[Source records]

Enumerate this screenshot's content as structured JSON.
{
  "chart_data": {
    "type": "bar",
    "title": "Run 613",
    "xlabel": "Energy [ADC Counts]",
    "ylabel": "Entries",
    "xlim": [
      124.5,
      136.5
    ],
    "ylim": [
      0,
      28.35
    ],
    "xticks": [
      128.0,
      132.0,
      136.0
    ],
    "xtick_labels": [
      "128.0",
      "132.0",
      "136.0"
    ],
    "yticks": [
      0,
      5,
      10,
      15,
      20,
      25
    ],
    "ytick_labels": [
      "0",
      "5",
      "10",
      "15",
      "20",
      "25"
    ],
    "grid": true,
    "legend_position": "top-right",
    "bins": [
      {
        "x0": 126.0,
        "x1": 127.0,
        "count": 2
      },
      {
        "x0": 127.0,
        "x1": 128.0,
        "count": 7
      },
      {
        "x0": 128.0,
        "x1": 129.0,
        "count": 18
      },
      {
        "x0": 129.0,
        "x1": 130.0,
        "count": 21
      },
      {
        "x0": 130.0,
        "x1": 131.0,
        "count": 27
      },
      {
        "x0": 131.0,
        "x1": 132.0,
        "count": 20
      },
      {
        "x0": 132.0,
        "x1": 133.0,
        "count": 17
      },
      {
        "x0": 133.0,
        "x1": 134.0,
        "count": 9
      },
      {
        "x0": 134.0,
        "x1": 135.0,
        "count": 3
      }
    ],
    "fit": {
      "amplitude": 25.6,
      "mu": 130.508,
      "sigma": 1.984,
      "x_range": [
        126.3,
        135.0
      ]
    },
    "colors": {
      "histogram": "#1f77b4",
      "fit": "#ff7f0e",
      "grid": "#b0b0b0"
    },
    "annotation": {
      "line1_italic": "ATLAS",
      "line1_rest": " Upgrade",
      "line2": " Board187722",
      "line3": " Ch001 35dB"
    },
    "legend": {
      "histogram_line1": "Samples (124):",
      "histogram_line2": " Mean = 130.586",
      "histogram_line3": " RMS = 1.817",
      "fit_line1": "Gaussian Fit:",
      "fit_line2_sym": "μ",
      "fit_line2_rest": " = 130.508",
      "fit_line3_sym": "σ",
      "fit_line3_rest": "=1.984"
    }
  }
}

---

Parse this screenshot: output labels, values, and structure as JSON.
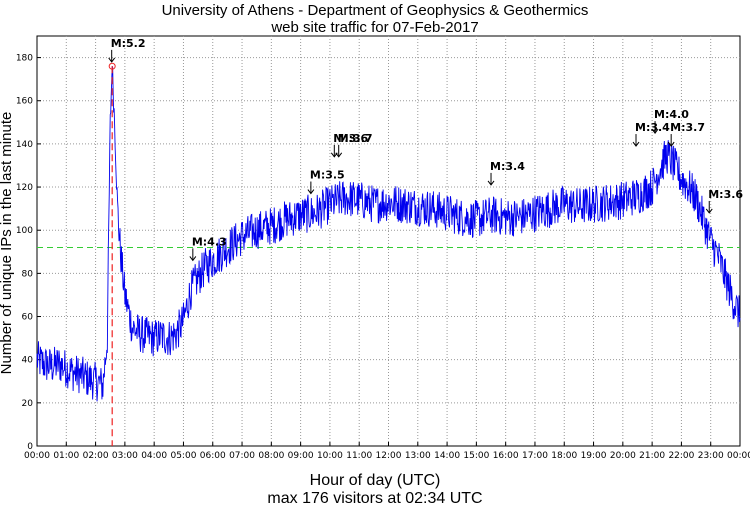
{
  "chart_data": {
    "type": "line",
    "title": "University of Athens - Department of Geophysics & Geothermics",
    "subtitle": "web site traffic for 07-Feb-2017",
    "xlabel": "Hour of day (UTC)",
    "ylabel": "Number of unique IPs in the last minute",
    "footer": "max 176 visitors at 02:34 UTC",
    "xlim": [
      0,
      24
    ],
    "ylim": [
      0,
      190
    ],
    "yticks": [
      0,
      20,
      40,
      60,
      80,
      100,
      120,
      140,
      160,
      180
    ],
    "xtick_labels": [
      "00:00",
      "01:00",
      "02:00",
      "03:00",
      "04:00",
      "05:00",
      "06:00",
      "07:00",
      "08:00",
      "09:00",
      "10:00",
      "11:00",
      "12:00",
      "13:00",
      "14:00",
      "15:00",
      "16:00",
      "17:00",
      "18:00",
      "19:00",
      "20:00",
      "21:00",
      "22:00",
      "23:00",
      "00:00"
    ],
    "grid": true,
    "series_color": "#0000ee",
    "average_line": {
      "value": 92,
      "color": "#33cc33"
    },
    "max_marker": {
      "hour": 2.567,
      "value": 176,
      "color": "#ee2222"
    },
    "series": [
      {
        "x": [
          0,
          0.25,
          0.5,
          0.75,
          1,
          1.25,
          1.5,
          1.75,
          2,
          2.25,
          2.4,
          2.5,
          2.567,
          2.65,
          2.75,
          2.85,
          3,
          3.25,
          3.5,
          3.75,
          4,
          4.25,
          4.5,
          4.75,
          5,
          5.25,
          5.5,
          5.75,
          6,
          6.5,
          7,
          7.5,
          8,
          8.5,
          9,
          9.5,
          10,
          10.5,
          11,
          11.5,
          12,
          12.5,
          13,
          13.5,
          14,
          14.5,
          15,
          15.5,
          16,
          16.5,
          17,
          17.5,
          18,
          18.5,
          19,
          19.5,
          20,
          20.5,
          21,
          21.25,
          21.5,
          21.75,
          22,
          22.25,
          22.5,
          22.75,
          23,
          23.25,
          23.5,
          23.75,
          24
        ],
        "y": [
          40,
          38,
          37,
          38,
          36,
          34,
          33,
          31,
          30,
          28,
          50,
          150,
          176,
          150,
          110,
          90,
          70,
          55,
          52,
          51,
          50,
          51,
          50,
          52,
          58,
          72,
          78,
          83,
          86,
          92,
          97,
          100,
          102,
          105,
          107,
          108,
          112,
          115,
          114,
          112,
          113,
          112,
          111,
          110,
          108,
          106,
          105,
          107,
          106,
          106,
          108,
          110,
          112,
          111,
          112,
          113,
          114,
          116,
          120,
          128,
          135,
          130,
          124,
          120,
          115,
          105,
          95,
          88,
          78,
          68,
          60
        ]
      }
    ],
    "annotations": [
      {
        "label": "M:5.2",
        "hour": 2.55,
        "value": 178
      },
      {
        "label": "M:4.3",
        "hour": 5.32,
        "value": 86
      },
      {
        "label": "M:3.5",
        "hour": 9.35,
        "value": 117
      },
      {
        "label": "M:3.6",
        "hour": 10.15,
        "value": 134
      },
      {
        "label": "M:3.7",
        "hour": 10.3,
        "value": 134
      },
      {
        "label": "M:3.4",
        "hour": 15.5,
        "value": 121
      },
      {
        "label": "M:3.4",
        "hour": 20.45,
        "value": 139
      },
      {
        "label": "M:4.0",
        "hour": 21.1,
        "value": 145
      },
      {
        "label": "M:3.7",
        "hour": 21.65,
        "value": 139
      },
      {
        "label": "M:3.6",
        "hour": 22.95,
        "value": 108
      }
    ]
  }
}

Problem statement:
Extract every line that has the string "xlabel" in it.

Correct answer:
    "xlabel": "Energy [ADC Counts]",
    "xlabel": "Hour of day (UTC)",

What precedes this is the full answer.